SHORT EXERCISE — Go over the entries below line by line, copying each one that contains the word "Soil".

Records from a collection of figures
begin
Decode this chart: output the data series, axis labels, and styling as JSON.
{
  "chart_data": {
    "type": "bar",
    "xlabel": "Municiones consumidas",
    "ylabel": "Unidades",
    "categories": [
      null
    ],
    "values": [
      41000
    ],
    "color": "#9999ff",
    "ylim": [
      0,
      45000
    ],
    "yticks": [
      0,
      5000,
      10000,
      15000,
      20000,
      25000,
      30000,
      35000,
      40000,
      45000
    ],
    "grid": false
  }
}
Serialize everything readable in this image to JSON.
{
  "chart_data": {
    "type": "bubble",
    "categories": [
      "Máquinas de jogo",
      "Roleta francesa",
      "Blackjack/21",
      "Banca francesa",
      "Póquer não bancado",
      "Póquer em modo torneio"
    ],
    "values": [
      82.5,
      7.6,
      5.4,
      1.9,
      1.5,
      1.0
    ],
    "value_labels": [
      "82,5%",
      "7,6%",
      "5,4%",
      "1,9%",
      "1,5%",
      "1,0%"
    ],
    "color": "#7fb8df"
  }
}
end
begin
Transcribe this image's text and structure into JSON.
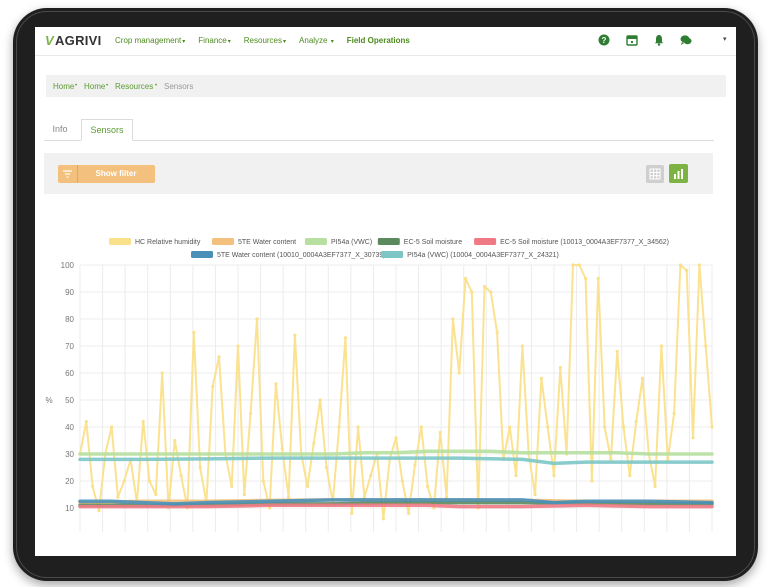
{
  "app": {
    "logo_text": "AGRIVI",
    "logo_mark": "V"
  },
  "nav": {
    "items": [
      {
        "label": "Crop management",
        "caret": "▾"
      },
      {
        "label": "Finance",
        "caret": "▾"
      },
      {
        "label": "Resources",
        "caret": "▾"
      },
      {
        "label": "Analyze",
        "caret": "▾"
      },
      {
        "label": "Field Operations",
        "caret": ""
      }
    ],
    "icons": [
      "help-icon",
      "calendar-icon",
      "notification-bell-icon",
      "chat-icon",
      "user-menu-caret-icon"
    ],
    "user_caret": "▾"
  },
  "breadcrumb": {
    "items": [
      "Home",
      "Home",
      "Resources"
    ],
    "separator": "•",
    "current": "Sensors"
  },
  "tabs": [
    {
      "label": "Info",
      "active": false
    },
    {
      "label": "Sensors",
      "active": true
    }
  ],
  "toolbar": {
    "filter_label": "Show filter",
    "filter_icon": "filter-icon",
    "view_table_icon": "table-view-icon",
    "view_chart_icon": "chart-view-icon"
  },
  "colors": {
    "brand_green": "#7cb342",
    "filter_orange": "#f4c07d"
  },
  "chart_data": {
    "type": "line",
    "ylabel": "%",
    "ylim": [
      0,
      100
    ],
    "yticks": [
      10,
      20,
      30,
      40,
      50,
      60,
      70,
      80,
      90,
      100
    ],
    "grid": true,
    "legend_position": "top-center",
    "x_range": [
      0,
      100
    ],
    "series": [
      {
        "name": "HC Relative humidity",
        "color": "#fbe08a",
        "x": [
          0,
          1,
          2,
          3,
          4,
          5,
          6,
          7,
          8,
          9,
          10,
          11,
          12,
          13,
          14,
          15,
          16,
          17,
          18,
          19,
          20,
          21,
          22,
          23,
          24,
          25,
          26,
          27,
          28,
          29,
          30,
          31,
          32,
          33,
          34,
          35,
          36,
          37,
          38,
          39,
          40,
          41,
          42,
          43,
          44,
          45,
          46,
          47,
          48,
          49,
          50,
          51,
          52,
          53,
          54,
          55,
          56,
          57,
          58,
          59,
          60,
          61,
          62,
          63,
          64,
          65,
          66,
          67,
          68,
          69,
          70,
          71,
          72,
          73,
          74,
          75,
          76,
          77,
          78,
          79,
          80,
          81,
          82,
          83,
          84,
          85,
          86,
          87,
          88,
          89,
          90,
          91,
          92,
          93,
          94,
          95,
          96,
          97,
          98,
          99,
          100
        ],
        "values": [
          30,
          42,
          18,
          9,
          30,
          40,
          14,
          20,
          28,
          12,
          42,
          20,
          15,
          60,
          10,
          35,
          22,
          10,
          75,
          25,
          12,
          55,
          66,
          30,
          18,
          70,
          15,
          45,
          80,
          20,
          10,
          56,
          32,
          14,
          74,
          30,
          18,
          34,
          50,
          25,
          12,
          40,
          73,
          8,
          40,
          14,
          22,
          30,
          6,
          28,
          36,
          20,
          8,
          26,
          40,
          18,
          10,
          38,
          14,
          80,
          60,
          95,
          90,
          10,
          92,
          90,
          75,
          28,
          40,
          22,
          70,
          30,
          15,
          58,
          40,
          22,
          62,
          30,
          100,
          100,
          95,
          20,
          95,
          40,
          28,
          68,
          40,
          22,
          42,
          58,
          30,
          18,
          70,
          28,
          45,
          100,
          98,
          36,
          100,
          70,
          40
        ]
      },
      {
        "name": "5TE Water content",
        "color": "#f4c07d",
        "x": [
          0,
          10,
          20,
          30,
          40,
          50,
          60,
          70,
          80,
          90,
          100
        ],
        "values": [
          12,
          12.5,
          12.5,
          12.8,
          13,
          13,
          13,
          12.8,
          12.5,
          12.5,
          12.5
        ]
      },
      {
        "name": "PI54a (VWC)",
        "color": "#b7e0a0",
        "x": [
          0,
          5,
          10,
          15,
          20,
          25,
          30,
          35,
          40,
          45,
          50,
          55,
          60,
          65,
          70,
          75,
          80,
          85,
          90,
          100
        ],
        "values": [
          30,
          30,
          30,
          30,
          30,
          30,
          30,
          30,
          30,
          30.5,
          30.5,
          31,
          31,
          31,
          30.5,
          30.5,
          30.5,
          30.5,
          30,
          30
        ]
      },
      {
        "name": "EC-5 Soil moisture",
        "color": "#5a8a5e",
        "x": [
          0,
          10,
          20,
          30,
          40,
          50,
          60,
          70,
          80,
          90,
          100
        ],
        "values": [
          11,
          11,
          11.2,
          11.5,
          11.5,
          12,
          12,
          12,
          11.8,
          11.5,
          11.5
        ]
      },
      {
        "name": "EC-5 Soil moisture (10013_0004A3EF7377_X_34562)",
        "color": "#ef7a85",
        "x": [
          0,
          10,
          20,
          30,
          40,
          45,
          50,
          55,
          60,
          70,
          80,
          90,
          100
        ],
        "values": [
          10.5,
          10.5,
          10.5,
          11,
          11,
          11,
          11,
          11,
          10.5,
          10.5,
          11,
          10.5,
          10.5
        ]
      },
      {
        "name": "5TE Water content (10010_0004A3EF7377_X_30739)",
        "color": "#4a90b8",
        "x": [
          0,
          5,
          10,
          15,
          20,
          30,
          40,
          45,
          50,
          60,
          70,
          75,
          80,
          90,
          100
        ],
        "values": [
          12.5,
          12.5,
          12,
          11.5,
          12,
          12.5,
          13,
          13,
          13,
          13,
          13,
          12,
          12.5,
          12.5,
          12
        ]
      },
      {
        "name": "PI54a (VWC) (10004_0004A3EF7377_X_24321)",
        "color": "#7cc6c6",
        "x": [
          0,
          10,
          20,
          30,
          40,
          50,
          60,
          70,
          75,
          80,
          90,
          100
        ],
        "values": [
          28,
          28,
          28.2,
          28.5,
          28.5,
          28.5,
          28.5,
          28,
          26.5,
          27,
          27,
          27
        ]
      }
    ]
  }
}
end
begin
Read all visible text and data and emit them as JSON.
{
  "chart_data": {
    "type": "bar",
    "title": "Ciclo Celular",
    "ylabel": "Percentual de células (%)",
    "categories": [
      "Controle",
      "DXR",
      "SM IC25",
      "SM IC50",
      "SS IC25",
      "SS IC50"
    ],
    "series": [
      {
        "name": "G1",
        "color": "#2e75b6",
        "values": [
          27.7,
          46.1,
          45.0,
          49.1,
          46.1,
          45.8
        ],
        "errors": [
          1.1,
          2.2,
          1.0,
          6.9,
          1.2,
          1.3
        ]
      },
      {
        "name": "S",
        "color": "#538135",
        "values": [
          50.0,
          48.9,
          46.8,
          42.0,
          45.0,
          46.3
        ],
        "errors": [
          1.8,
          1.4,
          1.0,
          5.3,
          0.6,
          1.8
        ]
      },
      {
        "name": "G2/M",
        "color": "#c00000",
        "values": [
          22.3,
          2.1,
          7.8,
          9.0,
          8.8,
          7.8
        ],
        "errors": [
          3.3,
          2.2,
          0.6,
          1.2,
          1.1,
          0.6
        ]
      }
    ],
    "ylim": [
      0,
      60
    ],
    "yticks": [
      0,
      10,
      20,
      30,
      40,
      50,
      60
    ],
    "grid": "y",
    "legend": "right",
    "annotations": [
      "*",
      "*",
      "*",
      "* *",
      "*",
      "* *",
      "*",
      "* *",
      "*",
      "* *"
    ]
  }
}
end
SOLUTION TO THE PROBLEM —
        "name": "EC-5 Soil moisture",
        "name": "EC-5 Soil moisture (10013_0004A3EF7377_X_34562)",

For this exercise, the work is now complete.